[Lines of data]
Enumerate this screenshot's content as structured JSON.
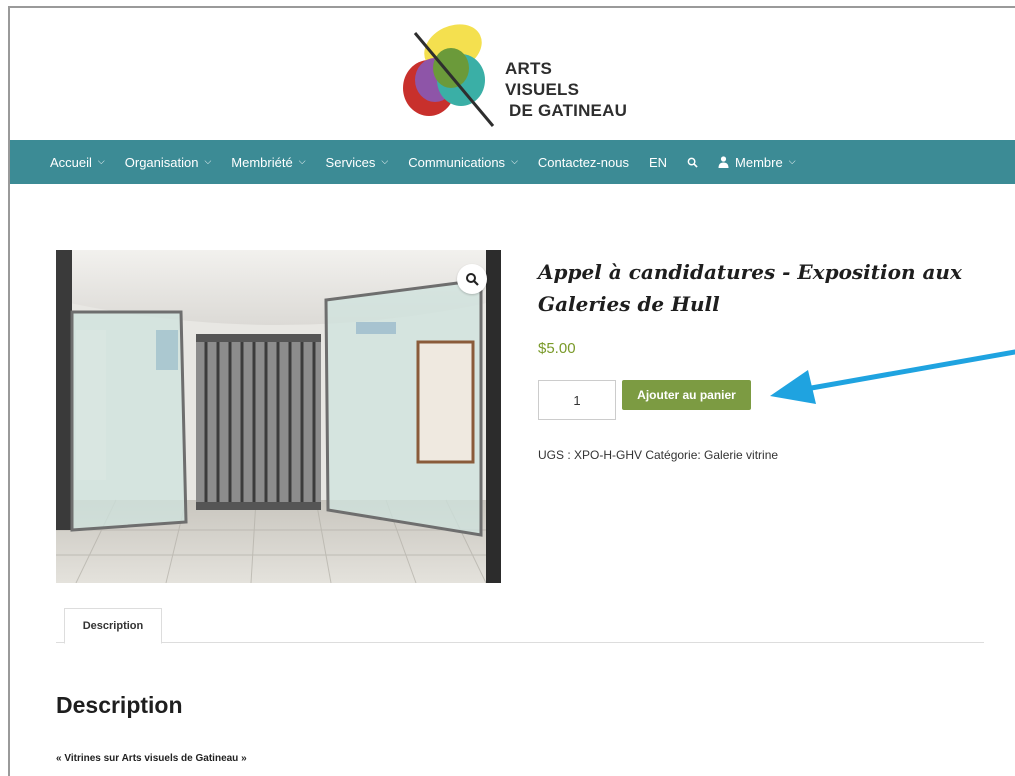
{
  "logo": {
    "line1": "ARTS",
    "line2": "VISUELS",
    "line3": "DE GATINEAU",
    "colors": {
      "yellow": "#f3de46",
      "purple": "#8e55a8",
      "green": "#6b9a3a",
      "teal": "#3aafa6",
      "red": "#c8302c"
    }
  },
  "nav": {
    "background": "#3c8b95",
    "items": [
      {
        "label": "Accueil",
        "has_dropdown": true
      },
      {
        "label": "Organisation",
        "has_dropdown": true
      },
      {
        "label": "Membriété",
        "has_dropdown": true
      },
      {
        "label": "Services",
        "has_dropdown": true
      },
      {
        "label": "Communications",
        "has_dropdown": true
      },
      {
        "label": "Contactez-nous",
        "has_dropdown": false
      },
      {
        "label": "EN",
        "has_dropdown": false
      }
    ],
    "search_icon": "search-icon",
    "member": {
      "label": "Membre",
      "icon": "user-icon",
      "has_dropdown": true
    }
  },
  "product": {
    "title": "Appel à candidatures - Exposition aux Galeries de Hull",
    "price": "$5.00",
    "quantity": "1",
    "add_to_cart_label": "Ajouter au panier",
    "meta": "UGS : XPO-H-GHV Catégorie: Galerie vitrine",
    "zoom_icon": "magnifier-icon",
    "price_color": "#7a9a2a",
    "button_color": "#7c9b42"
  },
  "annotation": {
    "arrow_color": "#1fa3e0",
    "icon": "arrow-pointer-icon"
  },
  "tabs": [
    {
      "label": "Description"
    }
  ],
  "description": {
    "heading": "Description",
    "text": "« Vitrines sur Arts visuels de Gatineau »"
  }
}
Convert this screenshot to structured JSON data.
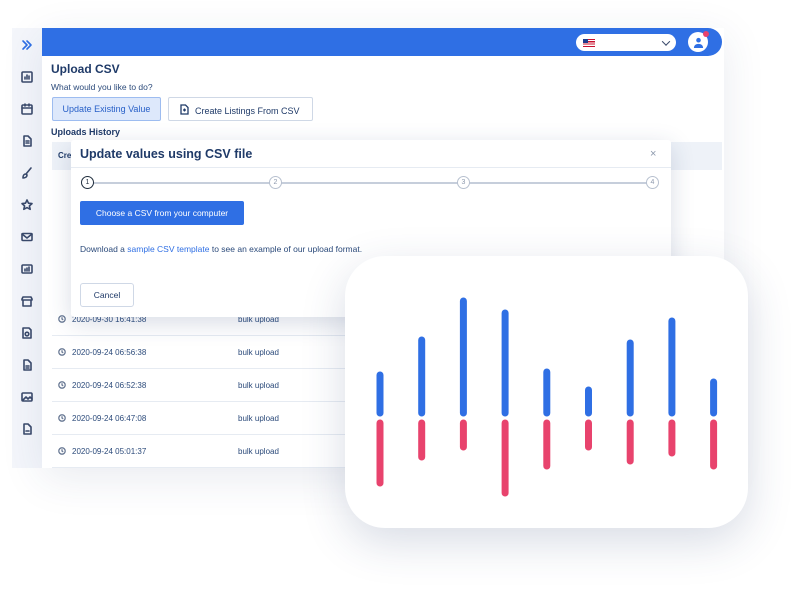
{
  "header": {
    "language_flag": "us-flag-icon",
    "avatar_icon": "user-icon"
  },
  "page": {
    "title": "Upload CSV",
    "prompt": "What would you like to do?",
    "update_button": "Update Existing Value",
    "create_button": "Create Listings From CSV",
    "history_title": "Uploads History"
  },
  "table": {
    "header_visible": "Cre",
    "rows": [
      {
        "date": "2020-09-30 16:41:38",
        "type": "bulk upload"
      },
      {
        "date": "2020-09-24 06:56:38",
        "type": "bulk upload"
      },
      {
        "date": "2020-09-24 06:52:38",
        "type": "bulk upload"
      },
      {
        "date": "2020-09-24 06:47:08",
        "type": "bulk upload"
      },
      {
        "date": "2020-09-24 05:01:37",
        "type": "bulk upload"
      }
    ]
  },
  "modal": {
    "title": "Update values using CSV file",
    "close": "×",
    "steps": [
      "1",
      "2",
      "3",
      "4"
    ],
    "active_step": 1,
    "choose_button": "Choose a CSV from your computer",
    "download_prefix": "Download a ",
    "download_link": "sample CSV template",
    "download_suffix": " to see an example of our upload format.",
    "cancel_button": "Cancel"
  },
  "colors": {
    "primary": "#2f6fe4",
    "accent_pink": "#e8436d",
    "text_dark": "#1f3a68"
  },
  "chart_data": {
    "type": "bar",
    "categories": [
      "",
      "",
      "",
      "",
      "",
      "",
      "",
      "",
      ""
    ],
    "series": [
      {
        "values": [
          38,
          73,
          112,
          100,
          41,
          23,
          70,
          92,
          31
        ]
      },
      {
        "values": [
          -60,
          -34,
          -24,
          -70,
          -43,
          -24,
          -38,
          -30,
          -43
        ]
      }
    ],
    "ylim": [
      -80,
      120
    ],
    "colors": [
      "#2f6fe4",
      "#e8436d"
    ],
    "grid": false
  }
}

Your instructions >> Go through the entries above and pull out each line with "icon" in it.

Result >>
    "search_icon": "search-icon",
      "icon": "user-icon",
    "zoom_icon": "magnifier-icon",
    "icon": "arrow-pointer-icon"
    "language_flag": "us-flag-icon",
    "avatar_icon": "user-icon"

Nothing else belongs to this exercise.